[Problem statement]: Scan the entries for the word "JSON", and copy every line where it appears.
◆ ◆ ◆ ◆ ◆ ◆ ◆
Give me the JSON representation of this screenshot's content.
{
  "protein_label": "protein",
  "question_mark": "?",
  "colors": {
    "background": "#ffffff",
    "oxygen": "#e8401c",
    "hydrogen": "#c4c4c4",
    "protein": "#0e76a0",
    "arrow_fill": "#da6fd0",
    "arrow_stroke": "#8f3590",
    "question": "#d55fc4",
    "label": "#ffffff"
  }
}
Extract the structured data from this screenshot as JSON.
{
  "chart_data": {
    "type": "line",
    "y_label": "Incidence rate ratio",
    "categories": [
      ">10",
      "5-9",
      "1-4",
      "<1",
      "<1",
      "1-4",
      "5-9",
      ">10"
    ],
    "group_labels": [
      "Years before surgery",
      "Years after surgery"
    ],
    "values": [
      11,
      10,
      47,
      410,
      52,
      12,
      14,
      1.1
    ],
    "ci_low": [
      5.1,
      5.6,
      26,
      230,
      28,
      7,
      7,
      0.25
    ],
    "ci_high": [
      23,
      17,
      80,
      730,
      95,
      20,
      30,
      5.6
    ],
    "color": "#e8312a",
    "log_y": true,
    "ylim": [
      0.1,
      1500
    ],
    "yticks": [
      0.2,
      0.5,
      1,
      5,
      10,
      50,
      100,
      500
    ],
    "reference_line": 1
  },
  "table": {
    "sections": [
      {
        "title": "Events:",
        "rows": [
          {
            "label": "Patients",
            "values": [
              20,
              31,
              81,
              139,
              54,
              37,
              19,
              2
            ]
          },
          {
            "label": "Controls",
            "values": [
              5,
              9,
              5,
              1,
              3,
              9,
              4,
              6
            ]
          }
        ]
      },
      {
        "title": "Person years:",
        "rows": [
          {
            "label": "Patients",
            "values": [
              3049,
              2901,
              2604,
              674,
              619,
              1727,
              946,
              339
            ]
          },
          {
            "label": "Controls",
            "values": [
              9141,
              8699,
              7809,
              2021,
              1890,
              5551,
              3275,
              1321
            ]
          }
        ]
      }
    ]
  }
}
◆ ◆ ◆ ◆ ◆ ◆ ◆
[Answer section]:
Give me the JSON representation of this screenshot's content.
Extract the structured data from this screenshot as JSON.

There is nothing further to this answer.